Start of DATA SHOWN
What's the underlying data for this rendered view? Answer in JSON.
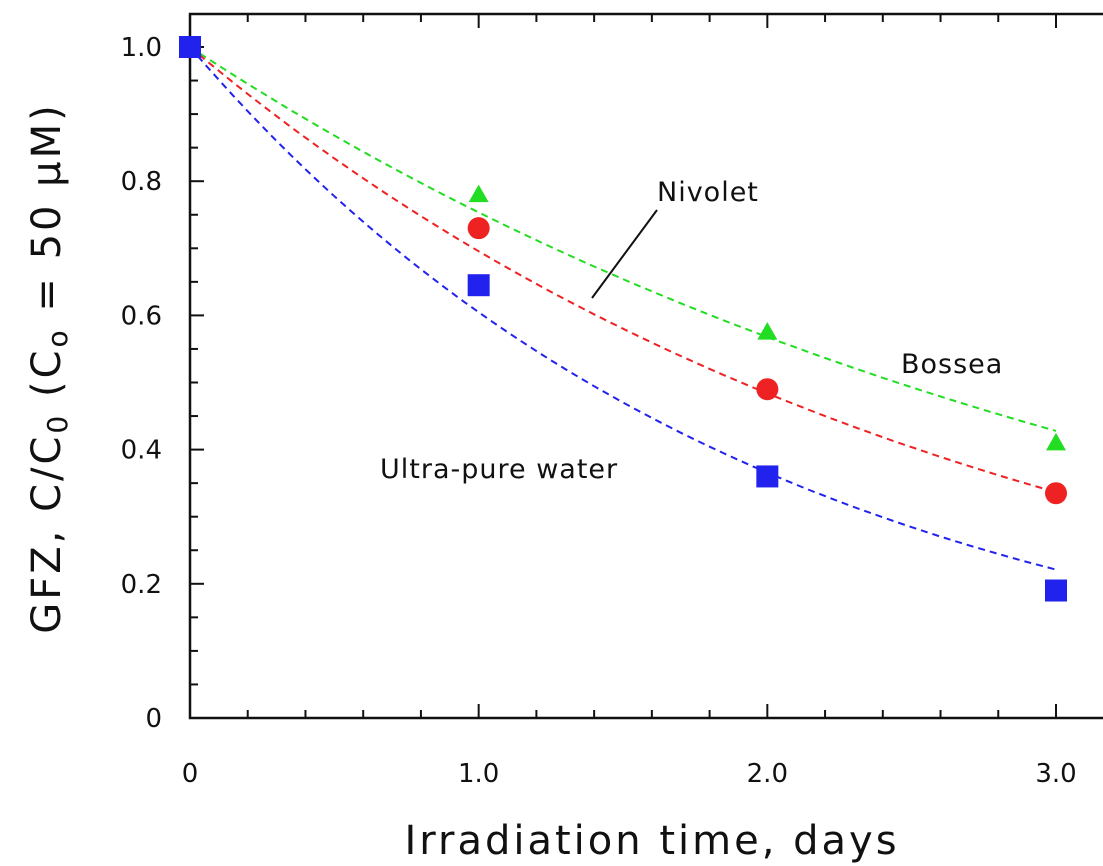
{
  "chart_data": {
    "type": "scatter",
    "title": "",
    "xlabel": "Irradiation time, days",
    "ylabel_parts": {
      "lead": "GFZ, C/C",
      "sub0": "0",
      "mid": " (C",
      "sub1": "o",
      "tail": " = 50 μM)"
    },
    "xlim": [
      0,
      3.0
    ],
    "ylim": [
      0,
      1.0
    ],
    "xticks": [
      0,
      1.0,
      2.0,
      3.0
    ],
    "xtick_labels": [
      "0",
      "1.0",
      "2.0",
      "3.0"
    ],
    "yticks": [
      0,
      0.2,
      0.4,
      0.6,
      0.8,
      1.0
    ],
    "ytick_labels": [
      "0",
      "0.2",
      "0.4",
      "0.6",
      "0.8",
      "1.0"
    ],
    "grid": false,
    "series": [
      {
        "name": "Bossea",
        "marker": "triangle",
        "color": "#22dd22",
        "x": [
          0,
          1.0,
          2.0,
          3.0
        ],
        "y": [
          1.0,
          0.78,
          0.575,
          0.41
        ],
        "fit_k": 0.283
      },
      {
        "name": "Nivolet",
        "marker": "circle",
        "color": "#ee2222",
        "x": [
          0,
          1.0,
          2.0,
          3.0
        ],
        "y": [
          1.0,
          0.73,
          0.49,
          0.335
        ],
        "fit_k": 0.363
      },
      {
        "name": "Ultra-pure water",
        "marker": "square",
        "color": "#2222ee",
        "x": [
          0,
          1.0,
          2.0,
          3.0
        ],
        "y": [
          1.0,
          0.645,
          0.36,
          0.19
        ],
        "fit_k": 0.503
      }
    ],
    "annotations": {
      "nivolet": "Nivolet",
      "bossea": "Bossea",
      "ultra": "Ultra-pure water"
    }
  }
}
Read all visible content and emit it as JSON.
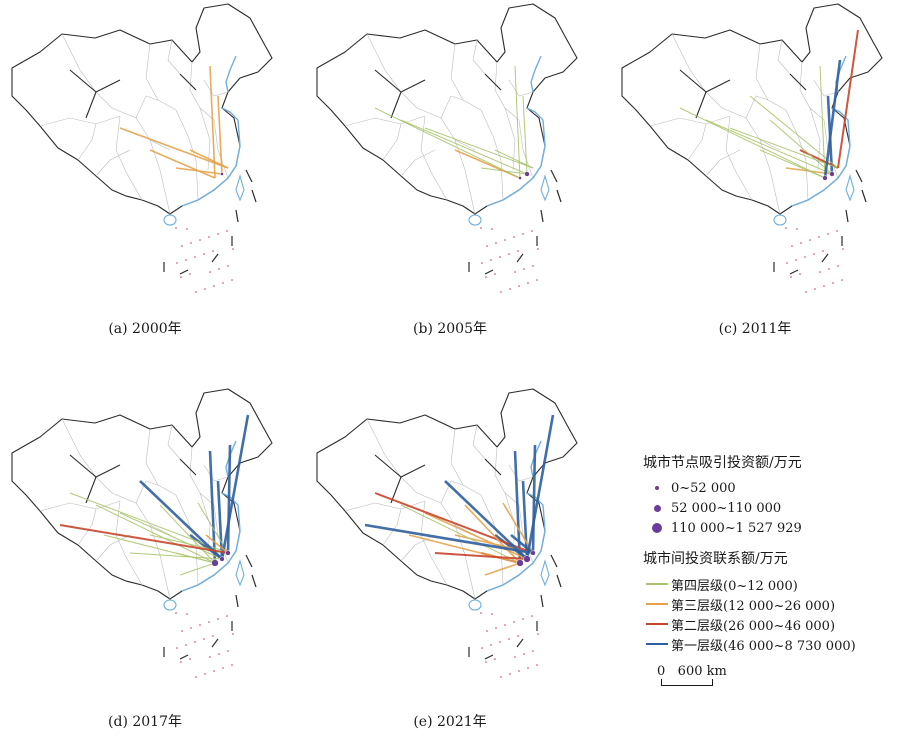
{
  "panels": [
    {
      "caption": "(a) 2000年",
      "lines": [
        [
          0,
          2
        ],
        [
          1,
          2
        ],
        [
          3,
          2
        ],
        [
          4,
          2
        ],
        [
          5,
          2
        ],
        [
          6,
          2
        ]
      ],
      "nodes": [
        {
          "level": 1
        }
      ]
    },
    {
      "caption": "(b) 2005年",
      "lines": [
        [
          0,
          1
        ],
        [
          1,
          1
        ],
        [
          3,
          1
        ],
        [
          4,
          1
        ],
        [
          5,
          2
        ],
        [
          6,
          1
        ],
        [
          7,
          1
        ],
        [
          8,
          1
        ]
      ],
      "nodes": [
        {
          "level": 2
        },
        {
          "level": 1
        }
      ]
    },
    {
      "caption": "(c) 2011年",
      "lines": [
        [
          0,
          4
        ],
        [
          1,
          1
        ],
        [
          3,
          3
        ],
        [
          4,
          2
        ],
        [
          5,
          1
        ],
        [
          6,
          1
        ],
        [
          7,
          1
        ],
        [
          8,
          1
        ],
        [
          9,
          1
        ],
        [
          10,
          1
        ],
        [
          11,
          4
        ],
        [
          12,
          3
        ]
      ],
      "nodes": [
        {
          "level": 2
        },
        {
          "level": 2
        }
      ]
    },
    {
      "caption": "(d) 2017年",
      "lines": [
        [
          0,
          4
        ],
        [
          1,
          4
        ],
        [
          2,
          1
        ],
        [
          3,
          4
        ],
        [
          4,
          1
        ],
        [
          5,
          1
        ],
        [
          6,
          1
        ],
        [
          7,
          1
        ],
        [
          8,
          1
        ],
        [
          9,
          4
        ],
        [
          10,
          1
        ],
        [
          11,
          4
        ],
        [
          12,
          4
        ],
        [
          13,
          1
        ],
        [
          14,
          3
        ],
        [
          15,
          1
        ],
        [
          16,
          1
        ],
        [
          17,
          2
        ]
      ],
      "nodes": [
        {
          "level": 2
        },
        {
          "level": 3
        },
        {
          "level": 2
        }
      ]
    },
    {
      "caption": "(e) 2021年",
      "lines": [
        [
          0,
          4
        ],
        [
          1,
          4
        ],
        [
          2,
          2
        ],
        [
          3,
          4
        ],
        [
          4,
          3
        ],
        [
          5,
          2
        ],
        [
          6,
          2
        ],
        [
          7,
          1
        ],
        [
          8,
          3
        ],
        [
          9,
          4
        ],
        [
          10,
          2
        ],
        [
          11,
          4
        ],
        [
          12,
          4
        ],
        [
          13,
          2
        ],
        [
          14,
          4
        ],
        [
          15,
          3
        ],
        [
          16,
          2
        ],
        [
          17,
          4
        ]
      ],
      "nodes": [
        {
          "level": 3
        },
        {
          "level": 3
        },
        {
          "level": 2
        }
      ]
    }
  ],
  "legend": {
    "node_title": "城市节点吸引投资额/万元",
    "node_items": [
      {
        "label": "0~52 000",
        "color": "#6a3d9a"
      },
      {
        "label": "52 000~110 000",
        "color": "#6a3d9a"
      },
      {
        "label": "110 000~1 527 929",
        "color": "#6a3d9a"
      }
    ],
    "link_title": "城市间投资联系额/万元",
    "link_items": [
      {
        "label": "第四层级(0~12 000)",
        "color": "#a9c46c"
      },
      {
        "label": "第三层级(12 000~26 000)",
        "color": "#e6a34d"
      },
      {
        "label": "第二层级(26 000~46 000)",
        "color": "#c8452b"
      },
      {
        "label": "第一层级(46 000~8 730 000)",
        "color": "#2f5f9e"
      }
    ],
    "scale_label": "0   600 km"
  }
}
End of DATA SHOWN
=== STATED GOAL ===
Extract all lines of the records above that include "name".

=== TASK RESPONSE ===
        "name": "Bossea",
        "name": "Nivolet",
        "name": "Ultra-pure water",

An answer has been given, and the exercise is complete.